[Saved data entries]
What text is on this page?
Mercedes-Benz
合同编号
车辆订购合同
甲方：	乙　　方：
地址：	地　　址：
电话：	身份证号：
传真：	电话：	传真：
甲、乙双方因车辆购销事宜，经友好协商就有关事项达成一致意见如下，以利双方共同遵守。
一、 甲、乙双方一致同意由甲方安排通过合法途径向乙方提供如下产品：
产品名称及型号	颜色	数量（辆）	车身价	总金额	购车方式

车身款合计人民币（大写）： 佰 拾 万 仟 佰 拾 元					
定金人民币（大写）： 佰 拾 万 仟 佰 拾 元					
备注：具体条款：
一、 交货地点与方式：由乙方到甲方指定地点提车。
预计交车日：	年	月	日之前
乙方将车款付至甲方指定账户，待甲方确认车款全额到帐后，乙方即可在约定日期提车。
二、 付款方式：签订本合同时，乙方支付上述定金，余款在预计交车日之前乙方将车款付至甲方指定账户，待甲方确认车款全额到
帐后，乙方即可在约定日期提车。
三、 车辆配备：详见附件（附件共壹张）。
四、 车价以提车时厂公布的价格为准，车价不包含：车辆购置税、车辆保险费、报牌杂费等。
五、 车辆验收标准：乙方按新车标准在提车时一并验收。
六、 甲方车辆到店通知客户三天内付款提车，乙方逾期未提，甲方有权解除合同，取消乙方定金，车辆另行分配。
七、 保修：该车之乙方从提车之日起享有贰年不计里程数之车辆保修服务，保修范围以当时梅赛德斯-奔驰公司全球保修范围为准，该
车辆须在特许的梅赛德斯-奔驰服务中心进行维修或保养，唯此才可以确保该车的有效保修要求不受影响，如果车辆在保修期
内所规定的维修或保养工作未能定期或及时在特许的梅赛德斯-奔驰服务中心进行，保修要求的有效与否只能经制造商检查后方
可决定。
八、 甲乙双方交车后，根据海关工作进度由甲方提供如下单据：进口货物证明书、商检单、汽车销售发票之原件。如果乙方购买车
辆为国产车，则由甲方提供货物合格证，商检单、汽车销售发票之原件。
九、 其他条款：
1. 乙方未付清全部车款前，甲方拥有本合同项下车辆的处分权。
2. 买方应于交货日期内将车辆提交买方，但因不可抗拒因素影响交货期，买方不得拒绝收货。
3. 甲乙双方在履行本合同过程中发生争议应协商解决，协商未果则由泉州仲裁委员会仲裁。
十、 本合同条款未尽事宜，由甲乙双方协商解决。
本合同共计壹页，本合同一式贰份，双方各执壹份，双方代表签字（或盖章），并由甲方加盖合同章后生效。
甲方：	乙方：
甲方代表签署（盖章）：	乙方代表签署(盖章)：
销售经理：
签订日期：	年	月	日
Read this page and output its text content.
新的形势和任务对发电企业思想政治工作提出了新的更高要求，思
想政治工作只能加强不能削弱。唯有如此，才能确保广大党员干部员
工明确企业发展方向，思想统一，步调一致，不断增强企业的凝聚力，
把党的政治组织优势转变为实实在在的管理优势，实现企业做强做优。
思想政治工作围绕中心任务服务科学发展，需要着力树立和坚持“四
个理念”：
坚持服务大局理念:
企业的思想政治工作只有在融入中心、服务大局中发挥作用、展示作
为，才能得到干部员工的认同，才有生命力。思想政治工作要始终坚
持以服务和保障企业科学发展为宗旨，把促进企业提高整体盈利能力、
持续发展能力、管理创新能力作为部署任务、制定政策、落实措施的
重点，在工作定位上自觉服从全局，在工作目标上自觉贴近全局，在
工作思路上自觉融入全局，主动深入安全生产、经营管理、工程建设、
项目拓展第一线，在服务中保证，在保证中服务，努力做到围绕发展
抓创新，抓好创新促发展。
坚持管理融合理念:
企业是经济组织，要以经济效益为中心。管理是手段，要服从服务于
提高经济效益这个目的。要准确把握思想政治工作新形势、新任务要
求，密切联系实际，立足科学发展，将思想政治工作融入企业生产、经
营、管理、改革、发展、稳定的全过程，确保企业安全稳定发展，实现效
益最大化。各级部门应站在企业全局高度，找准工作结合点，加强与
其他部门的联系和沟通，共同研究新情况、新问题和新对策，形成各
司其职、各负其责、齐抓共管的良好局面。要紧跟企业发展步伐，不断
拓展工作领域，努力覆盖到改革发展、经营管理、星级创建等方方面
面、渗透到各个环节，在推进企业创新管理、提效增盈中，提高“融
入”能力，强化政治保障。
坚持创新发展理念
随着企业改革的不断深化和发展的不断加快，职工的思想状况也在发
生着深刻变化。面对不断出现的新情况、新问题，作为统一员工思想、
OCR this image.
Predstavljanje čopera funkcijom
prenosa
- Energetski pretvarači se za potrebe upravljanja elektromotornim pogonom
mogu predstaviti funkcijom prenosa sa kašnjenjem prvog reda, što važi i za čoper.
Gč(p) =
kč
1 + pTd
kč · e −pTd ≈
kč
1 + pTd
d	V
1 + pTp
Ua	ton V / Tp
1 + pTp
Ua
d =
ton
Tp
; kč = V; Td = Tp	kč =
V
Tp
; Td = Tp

WHAT YOU NEED TO DO. Whichever lines contain the string "text", select and copy them.

CORRECT ANSWER.
What text is on this page?
Read this page and output its text content.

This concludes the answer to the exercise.